• _DIRECTIONS_
Copy out each line of the material in which the word "with" appears.

(Data items)
· · · · ·

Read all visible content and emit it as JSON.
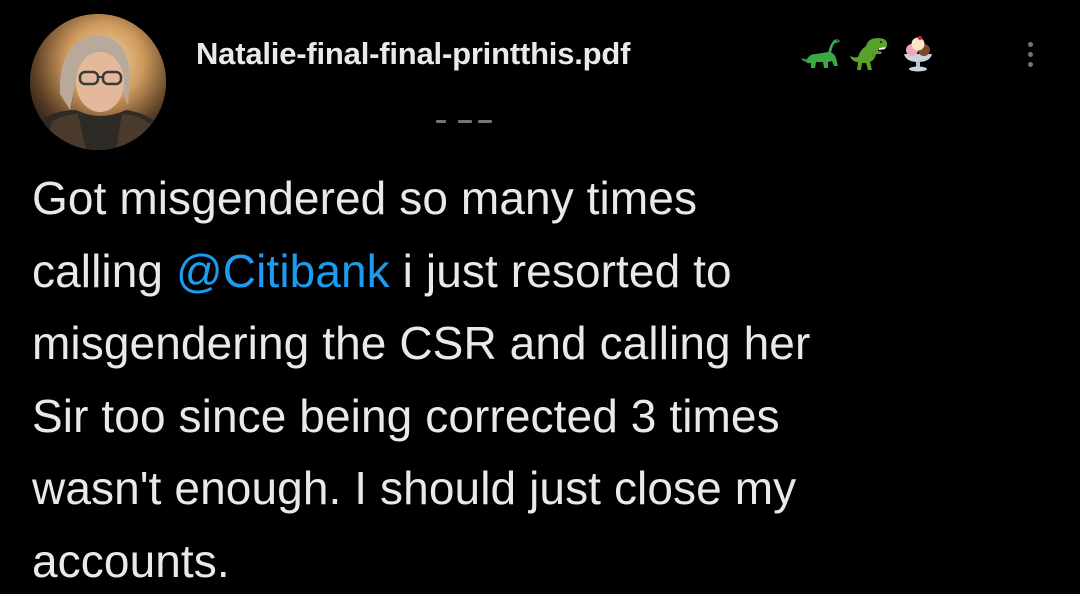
{
  "tweet": {
    "author": {
      "display_name": "Natalie-final-final-printthis.pdf",
      "name_emojis": [
        "sauropod-emoji",
        "t-rex-emoji",
        "ice-cream-emoji"
      ],
      "avatar": "profile-photo"
    },
    "more_icon": "more-vertical-icon",
    "text_lines": [
      {
        "before": "Got misgendered so many times",
        "mention": "",
        "after": ""
      },
      {
        "before": "calling ",
        "mention": "@Citibank",
        "after": " i just resorted to"
      },
      {
        "before": "misgendering the CSR and calling her",
        "mention": "",
        "after": ""
      },
      {
        "before": "Sir too since being corrected 3 times",
        "mention": "",
        "after": ""
      },
      {
        "before": "wasn't enough. I should just close my",
        "mention": "",
        "after": ""
      },
      {
        "before": "accounts.",
        "mention": "",
        "after": ""
      }
    ]
  },
  "colors": {
    "background": "#000000",
    "text": "#e7e9ea",
    "mention": "#1d9bf0",
    "secondary": "#71767b"
  }
}
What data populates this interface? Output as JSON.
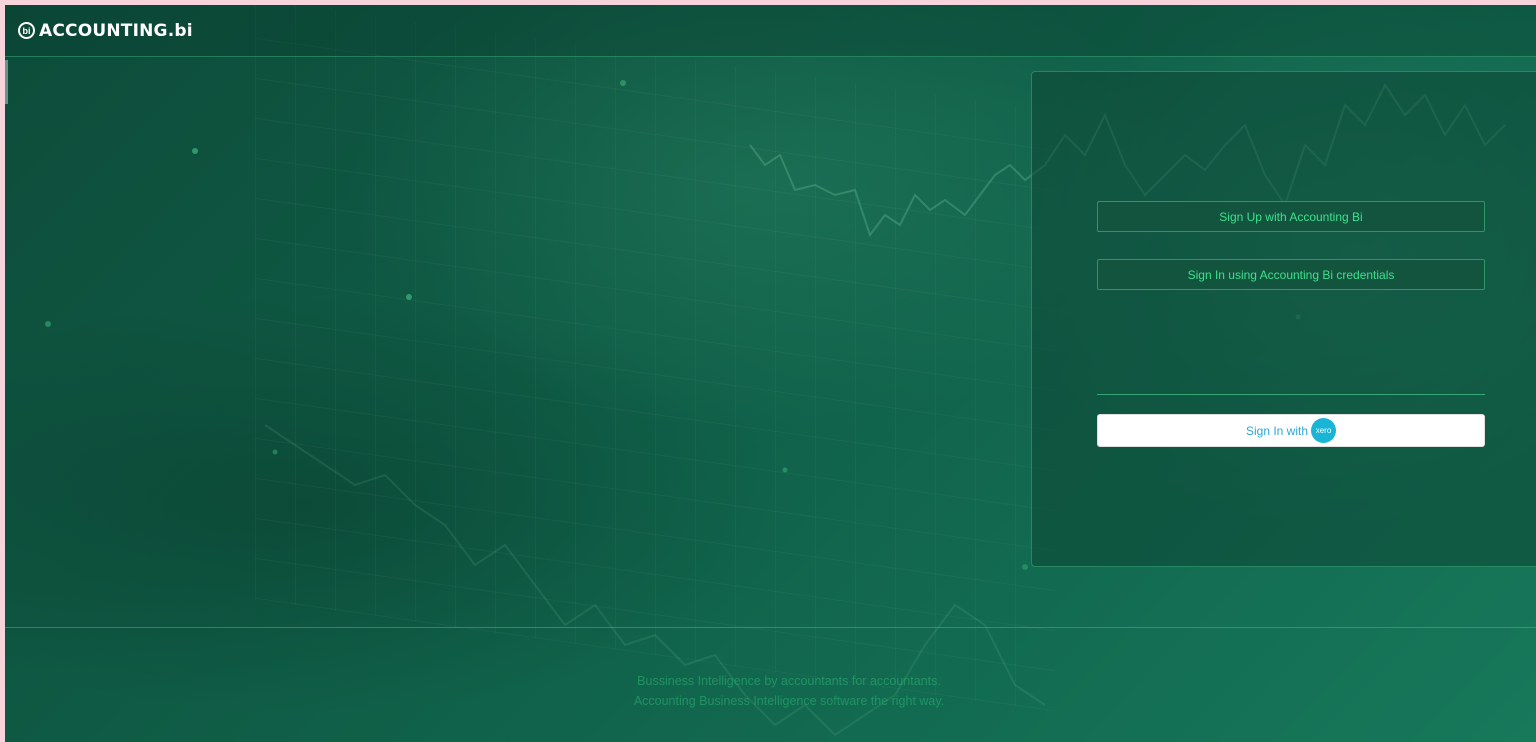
{
  "header": {
    "logo_mark": "bi",
    "logo_text": "ACCOUNTING.bi"
  },
  "login": {
    "signup_label": "Sign Up with Accounting Bi",
    "signin_label": "Sign In using Accounting Bi credentials",
    "xero_label": "Sign In with",
    "xero_badge": "xero"
  },
  "footer": {
    "line1": "Bussiness Intelligence by accountants for accountants.",
    "line2": "Accounting Business Intelligence software the right way."
  },
  "colors": {
    "background": "#0f5a44",
    "accent": "#3ee08c",
    "xero_blue": "#1ab4d7"
  }
}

· · · · ·

• _WRITTEN SOLUTION_
    "signup_label": "Sign Up with Accounting Bi",
    "xero_label": "Sign In with",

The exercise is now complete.